Task to complete: Identify and copy all lines of the material where the string "Find" is found.

BEGIN Data for processing

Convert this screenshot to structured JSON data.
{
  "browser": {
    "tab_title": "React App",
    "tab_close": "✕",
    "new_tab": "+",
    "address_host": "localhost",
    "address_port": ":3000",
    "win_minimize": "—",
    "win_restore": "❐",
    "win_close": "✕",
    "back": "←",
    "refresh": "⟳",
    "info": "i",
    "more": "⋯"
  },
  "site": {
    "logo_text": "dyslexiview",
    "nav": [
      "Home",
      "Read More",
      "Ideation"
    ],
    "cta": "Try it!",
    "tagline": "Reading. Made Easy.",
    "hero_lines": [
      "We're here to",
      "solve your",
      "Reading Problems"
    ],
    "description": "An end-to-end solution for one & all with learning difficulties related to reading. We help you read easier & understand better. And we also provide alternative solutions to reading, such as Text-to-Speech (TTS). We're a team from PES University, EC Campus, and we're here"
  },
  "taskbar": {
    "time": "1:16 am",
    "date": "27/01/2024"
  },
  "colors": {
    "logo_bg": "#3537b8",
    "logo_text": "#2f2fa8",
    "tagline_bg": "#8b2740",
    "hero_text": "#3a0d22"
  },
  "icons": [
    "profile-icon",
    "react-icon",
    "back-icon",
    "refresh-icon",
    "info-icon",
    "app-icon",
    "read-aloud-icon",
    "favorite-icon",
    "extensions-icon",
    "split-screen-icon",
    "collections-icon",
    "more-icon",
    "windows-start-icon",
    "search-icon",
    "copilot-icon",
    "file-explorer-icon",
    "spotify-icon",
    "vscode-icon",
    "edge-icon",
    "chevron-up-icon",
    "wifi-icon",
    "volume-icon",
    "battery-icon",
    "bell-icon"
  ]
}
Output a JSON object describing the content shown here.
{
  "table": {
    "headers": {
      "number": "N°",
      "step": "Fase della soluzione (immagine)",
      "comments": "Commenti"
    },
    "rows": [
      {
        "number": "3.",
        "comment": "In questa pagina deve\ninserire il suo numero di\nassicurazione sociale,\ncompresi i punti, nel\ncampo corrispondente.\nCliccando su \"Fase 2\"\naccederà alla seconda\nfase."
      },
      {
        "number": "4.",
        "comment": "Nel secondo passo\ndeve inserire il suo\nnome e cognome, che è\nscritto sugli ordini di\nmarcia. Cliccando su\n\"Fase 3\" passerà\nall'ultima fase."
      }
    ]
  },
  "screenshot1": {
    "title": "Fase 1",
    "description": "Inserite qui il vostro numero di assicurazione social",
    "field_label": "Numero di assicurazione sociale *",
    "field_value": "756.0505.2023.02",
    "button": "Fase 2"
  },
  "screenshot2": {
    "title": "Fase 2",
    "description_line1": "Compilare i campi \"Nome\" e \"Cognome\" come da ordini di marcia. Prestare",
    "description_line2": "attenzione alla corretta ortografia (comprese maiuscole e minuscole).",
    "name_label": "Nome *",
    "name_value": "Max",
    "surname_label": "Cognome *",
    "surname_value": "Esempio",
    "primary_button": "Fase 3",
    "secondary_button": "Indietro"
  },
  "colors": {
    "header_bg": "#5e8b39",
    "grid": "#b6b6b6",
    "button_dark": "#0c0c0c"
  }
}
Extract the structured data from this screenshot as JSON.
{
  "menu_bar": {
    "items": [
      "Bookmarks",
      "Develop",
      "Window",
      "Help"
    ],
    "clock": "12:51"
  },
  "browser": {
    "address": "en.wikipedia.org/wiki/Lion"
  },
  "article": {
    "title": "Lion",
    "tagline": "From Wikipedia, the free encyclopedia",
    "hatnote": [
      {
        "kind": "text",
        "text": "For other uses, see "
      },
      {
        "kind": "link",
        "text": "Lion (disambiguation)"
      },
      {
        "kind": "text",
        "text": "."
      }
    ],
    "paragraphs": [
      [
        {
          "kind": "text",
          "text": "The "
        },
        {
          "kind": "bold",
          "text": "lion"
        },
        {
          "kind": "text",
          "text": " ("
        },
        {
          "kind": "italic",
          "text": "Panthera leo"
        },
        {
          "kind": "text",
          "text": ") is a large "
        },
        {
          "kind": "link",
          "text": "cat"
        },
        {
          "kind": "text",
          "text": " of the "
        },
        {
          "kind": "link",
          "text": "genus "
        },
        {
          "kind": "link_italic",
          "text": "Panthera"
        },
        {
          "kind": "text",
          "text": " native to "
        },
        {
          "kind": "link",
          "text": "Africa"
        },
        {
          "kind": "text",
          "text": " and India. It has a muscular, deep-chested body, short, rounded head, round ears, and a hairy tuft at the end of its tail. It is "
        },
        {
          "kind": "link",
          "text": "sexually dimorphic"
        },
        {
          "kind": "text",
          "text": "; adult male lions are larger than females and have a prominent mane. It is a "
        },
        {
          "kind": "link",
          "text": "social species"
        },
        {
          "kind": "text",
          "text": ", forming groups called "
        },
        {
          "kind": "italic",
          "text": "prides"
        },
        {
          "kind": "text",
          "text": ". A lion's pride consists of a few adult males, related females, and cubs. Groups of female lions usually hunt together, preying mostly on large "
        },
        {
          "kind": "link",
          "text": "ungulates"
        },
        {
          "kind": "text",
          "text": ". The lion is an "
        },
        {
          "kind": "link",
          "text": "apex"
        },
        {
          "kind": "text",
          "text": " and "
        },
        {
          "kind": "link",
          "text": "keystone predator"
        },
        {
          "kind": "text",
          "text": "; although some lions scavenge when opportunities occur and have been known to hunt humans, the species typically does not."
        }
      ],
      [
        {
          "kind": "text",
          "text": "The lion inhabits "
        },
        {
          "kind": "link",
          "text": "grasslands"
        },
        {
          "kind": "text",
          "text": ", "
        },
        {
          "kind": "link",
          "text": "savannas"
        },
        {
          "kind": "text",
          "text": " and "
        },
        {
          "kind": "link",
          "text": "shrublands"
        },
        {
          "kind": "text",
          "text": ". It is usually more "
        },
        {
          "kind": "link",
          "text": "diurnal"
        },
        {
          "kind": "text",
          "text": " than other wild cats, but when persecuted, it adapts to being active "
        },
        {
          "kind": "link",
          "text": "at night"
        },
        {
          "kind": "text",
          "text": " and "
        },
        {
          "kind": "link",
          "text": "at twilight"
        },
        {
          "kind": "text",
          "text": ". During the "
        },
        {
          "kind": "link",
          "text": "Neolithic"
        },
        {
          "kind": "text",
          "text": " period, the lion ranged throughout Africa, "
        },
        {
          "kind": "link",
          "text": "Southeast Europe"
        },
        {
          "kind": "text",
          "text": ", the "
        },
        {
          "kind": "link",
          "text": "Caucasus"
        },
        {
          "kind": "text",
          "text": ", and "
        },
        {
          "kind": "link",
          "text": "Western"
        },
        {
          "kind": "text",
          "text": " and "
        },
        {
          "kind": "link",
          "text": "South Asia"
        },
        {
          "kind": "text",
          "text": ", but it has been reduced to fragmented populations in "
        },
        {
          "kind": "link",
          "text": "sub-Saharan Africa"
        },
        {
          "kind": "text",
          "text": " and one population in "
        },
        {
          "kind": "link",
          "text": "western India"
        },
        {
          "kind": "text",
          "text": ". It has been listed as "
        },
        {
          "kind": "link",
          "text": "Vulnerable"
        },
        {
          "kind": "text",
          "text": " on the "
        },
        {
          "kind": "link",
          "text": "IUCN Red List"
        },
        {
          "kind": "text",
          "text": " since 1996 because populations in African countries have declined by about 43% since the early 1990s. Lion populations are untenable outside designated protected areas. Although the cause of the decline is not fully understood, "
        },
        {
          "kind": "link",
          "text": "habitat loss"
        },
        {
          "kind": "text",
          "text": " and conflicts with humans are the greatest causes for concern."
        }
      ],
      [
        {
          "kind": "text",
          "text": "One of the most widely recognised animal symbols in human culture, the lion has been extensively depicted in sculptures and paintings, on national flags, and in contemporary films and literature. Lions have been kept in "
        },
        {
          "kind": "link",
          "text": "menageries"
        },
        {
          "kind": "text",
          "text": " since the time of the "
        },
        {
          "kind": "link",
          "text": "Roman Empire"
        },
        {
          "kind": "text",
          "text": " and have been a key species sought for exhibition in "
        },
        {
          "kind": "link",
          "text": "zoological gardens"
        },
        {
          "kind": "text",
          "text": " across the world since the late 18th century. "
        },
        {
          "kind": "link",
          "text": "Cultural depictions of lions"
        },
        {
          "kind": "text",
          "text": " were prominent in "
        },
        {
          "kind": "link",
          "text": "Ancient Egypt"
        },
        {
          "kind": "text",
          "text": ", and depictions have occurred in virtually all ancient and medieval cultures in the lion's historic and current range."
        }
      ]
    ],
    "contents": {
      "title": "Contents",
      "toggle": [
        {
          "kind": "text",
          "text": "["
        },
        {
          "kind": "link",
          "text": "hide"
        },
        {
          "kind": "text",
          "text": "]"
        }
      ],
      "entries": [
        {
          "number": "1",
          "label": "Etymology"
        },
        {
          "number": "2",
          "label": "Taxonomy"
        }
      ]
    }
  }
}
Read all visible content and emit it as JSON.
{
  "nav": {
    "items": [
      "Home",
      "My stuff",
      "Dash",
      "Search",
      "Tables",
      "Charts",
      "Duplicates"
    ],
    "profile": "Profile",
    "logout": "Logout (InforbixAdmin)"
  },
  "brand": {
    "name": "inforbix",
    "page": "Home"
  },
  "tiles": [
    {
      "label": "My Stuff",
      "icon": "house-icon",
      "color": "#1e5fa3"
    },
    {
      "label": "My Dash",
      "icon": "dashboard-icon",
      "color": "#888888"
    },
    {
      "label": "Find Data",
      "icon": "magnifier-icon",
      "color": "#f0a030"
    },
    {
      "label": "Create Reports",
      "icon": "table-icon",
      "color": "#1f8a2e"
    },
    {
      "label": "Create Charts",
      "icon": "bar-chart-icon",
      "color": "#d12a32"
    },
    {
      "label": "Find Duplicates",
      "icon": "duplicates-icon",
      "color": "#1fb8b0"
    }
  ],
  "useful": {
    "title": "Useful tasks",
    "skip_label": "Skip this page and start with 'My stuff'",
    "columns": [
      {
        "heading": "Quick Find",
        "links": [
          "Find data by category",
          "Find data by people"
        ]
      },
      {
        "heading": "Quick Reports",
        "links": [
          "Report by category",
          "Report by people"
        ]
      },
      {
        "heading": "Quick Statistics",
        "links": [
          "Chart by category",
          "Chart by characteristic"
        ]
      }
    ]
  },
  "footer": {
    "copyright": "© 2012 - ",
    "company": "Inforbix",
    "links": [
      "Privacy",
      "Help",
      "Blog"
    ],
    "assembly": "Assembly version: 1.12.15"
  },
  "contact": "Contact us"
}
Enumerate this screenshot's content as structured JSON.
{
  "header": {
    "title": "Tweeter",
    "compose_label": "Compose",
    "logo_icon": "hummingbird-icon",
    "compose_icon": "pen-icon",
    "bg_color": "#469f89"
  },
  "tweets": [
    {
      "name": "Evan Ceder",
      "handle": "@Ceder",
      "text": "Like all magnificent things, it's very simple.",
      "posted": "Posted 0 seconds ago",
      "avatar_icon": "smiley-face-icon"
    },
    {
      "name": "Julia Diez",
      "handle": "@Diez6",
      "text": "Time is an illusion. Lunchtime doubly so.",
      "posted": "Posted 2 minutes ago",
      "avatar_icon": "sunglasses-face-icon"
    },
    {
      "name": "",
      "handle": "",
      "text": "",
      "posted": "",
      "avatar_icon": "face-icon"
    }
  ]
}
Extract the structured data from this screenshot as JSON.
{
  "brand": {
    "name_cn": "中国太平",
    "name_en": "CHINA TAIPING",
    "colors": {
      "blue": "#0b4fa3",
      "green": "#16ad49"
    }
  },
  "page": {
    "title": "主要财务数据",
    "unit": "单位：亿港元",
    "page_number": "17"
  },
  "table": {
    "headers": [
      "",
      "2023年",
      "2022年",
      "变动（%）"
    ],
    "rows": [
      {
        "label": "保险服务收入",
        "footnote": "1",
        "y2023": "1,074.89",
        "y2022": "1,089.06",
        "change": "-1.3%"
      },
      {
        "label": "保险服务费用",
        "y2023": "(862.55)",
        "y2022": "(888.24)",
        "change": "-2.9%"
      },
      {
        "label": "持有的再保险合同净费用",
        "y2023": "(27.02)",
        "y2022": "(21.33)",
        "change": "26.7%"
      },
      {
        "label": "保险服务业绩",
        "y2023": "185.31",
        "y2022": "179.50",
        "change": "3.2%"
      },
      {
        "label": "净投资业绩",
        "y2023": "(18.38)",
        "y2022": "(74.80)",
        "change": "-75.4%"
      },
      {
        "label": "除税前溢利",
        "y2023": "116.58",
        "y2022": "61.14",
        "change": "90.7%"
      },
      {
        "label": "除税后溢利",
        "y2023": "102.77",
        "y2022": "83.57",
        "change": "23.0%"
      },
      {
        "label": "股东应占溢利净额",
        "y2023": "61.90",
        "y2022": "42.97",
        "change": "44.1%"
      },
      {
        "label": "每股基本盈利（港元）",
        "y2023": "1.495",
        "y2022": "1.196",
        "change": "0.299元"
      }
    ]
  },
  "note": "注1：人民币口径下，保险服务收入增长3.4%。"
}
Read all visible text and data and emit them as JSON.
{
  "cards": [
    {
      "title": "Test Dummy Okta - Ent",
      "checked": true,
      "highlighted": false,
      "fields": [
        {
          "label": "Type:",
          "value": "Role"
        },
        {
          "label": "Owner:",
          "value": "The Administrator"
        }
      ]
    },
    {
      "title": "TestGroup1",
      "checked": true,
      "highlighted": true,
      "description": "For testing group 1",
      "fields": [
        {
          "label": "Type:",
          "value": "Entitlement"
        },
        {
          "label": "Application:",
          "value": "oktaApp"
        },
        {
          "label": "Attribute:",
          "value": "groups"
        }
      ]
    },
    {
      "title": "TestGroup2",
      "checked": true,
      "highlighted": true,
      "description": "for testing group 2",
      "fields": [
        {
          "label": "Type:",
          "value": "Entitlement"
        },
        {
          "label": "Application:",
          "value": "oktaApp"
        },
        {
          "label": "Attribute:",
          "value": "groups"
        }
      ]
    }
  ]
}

END Data for processing

Task solution:
      "label": "Find Data",
      "label": "Find Duplicates",
        "heading": "Quick Find",
          "Find data by category",
          "Find data by people"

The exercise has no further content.